[Supplied entries]:
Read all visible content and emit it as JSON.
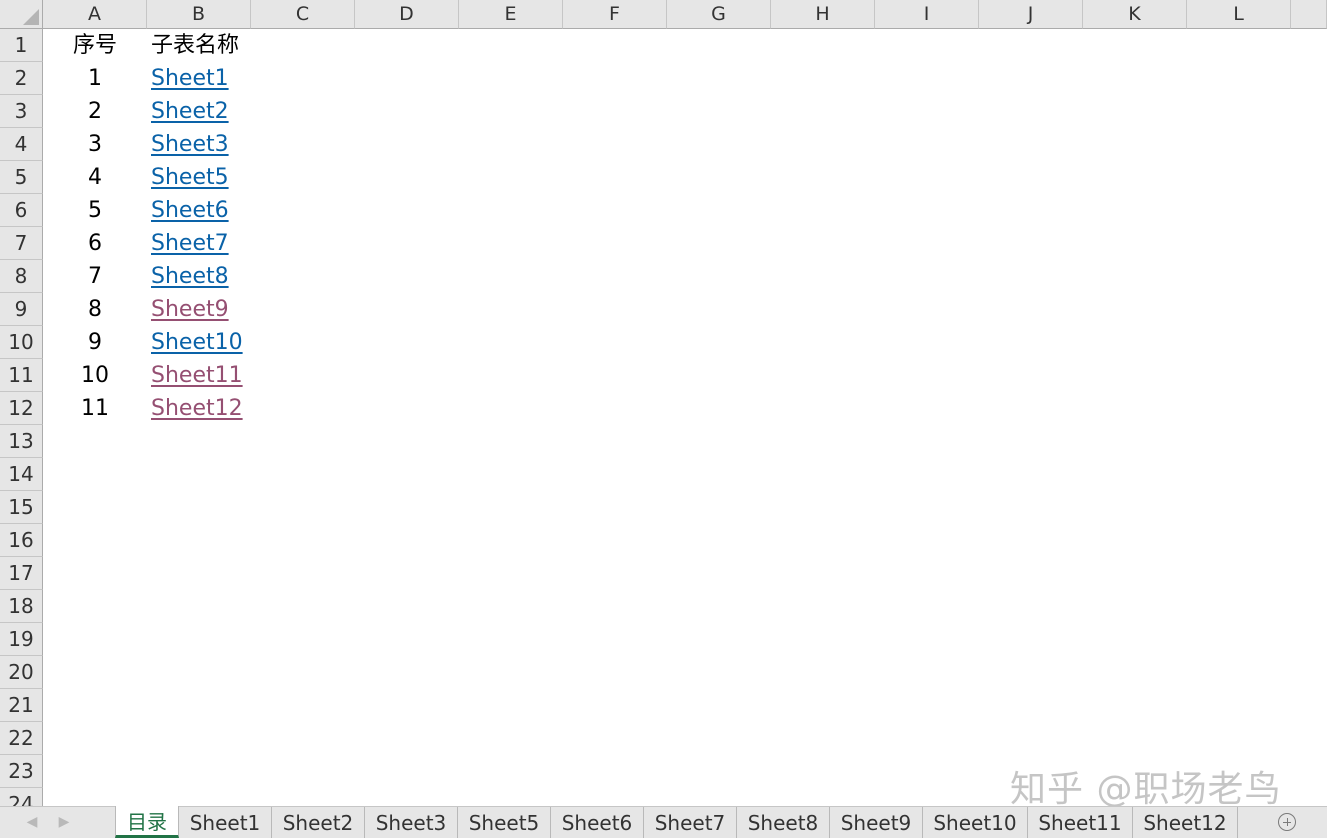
{
  "columns": [
    "A",
    "B",
    "C",
    "D",
    "E",
    "F",
    "G",
    "H",
    "I",
    "J",
    "K",
    "L"
  ],
  "rows": [
    "1",
    "2",
    "3",
    "4",
    "5",
    "6",
    "7",
    "8",
    "9",
    "10",
    "11",
    "12",
    "13",
    "14",
    "15",
    "16",
    "17",
    "18",
    "19",
    "20",
    "21",
    "22",
    "23",
    "24"
  ],
  "table": {
    "header": {
      "index": "序号",
      "name": "子表名称"
    },
    "entries": [
      {
        "index": "1",
        "name": "Sheet1",
        "visited": false
      },
      {
        "index": "2",
        "name": "Sheet2",
        "visited": false
      },
      {
        "index": "3",
        "name": "Sheet3",
        "visited": false
      },
      {
        "index": "4",
        "name": "Sheet5",
        "visited": false
      },
      {
        "index": "5",
        "name": "Sheet6",
        "visited": false
      },
      {
        "index": "6",
        "name": "Sheet7",
        "visited": false
      },
      {
        "index": "7",
        "name": "Sheet8",
        "visited": false
      },
      {
        "index": "8",
        "name": "Sheet9",
        "visited": true
      },
      {
        "index": "9",
        "name": "Sheet10",
        "visited": false
      },
      {
        "index": "10",
        "name": "Sheet11",
        "visited": true
      },
      {
        "index": "11",
        "name": "Sheet12",
        "visited": true
      }
    ]
  },
  "tabs": [
    {
      "label": "目录",
      "active": true
    },
    {
      "label": "Sheet1",
      "active": false
    },
    {
      "label": "Sheet2",
      "active": false
    },
    {
      "label": "Sheet3",
      "active": false
    },
    {
      "label": "Sheet5",
      "active": false
    },
    {
      "label": "Sheet6",
      "active": false
    },
    {
      "label": "Sheet7",
      "active": false
    },
    {
      "label": "Sheet8",
      "active": false
    },
    {
      "label": "Sheet9",
      "active": false
    },
    {
      "label": "Sheet10",
      "active": false
    },
    {
      "label": "Sheet11",
      "active": false
    },
    {
      "label": "Sheet12",
      "active": false
    }
  ],
  "icons": {
    "prev_sheet": "chevron-left-icon",
    "next_sheet": "chevron-right-icon",
    "add_sheet": "plus-circle-icon"
  },
  "watermark": "知乎 @职场老鸟",
  "colors": {
    "link_unvisited": "#0a62a8",
    "link_visited": "#954f72",
    "active_tab": "#217346"
  }
}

[What to do]: Without the pictures, print the whole listing exactly as given.

[Answer to the problem]:
Read all visible content and emit it as JSON.
{
  "columns": [
    "A",
    "B",
    "C",
    "D",
    "E",
    "F",
    "G",
    "H",
    "I",
    "J",
    "K",
    "L"
  ],
  "rows": [
    "1",
    "2",
    "3",
    "4",
    "5",
    "6",
    "7",
    "8",
    "9",
    "10",
    "11",
    "12",
    "13",
    "14",
    "15",
    "16",
    "17",
    "18",
    "19",
    "20",
    "21",
    "22",
    "23",
    "24"
  ],
  "table": {
    "header": {
      "index": "序号",
      "name": "子表名称"
    },
    "entries": [
      {
        "index": "1",
        "name": "Sheet1",
        "visited": false
      },
      {
        "index": "2",
        "name": "Sheet2",
        "visited": false
      },
      {
        "index": "3",
        "name": "Sheet3",
        "visited": false
      },
      {
        "index": "4",
        "name": "Sheet5",
        "visited": false
      },
      {
        "index": "5",
        "name": "Sheet6",
        "visited": false
      },
      {
        "index": "6",
        "name": "Sheet7",
        "visited": false
      },
      {
        "index": "7",
        "name": "Sheet8",
        "visited": false
      },
      {
        "index": "8",
        "name": "Sheet9",
        "visited": true
      },
      {
        "index": "9",
        "name": "Sheet10",
        "visited": false
      },
      {
        "index": "10",
        "name": "Sheet11",
        "visited": true
      },
      {
        "index": "11",
        "name": "Sheet12",
        "visited": true
      }
    ]
  },
  "tabs": [
    {
      "label": "目录",
      "active": true
    },
    {
      "label": "Sheet1",
      "active": false
    },
    {
      "label": "Sheet2",
      "active": false
    },
    {
      "label": "Sheet3",
      "active": false
    },
    {
      "label": "Sheet5",
      "active": false
    },
    {
      "label": "Sheet6",
      "active": false
    },
    {
      "label": "Sheet7",
      "active": false
    },
    {
      "label": "Sheet8",
      "active": false
    },
    {
      "label": "Sheet9",
      "active": false
    },
    {
      "label": "Sheet10",
      "active": false
    },
    {
      "label": "Sheet11",
      "active": false
    },
    {
      "label": "Sheet12",
      "active": false
    }
  ],
  "icons": {
    "prev_sheet": "chevron-left-icon",
    "next_sheet": "chevron-right-icon",
    "add_sheet": "plus-circle-icon"
  },
  "watermark": "知乎 @职场老鸟",
  "colors": {
    "link_unvisited": "#0a62a8",
    "link_visited": "#954f72",
    "active_tab": "#217346"
  }
}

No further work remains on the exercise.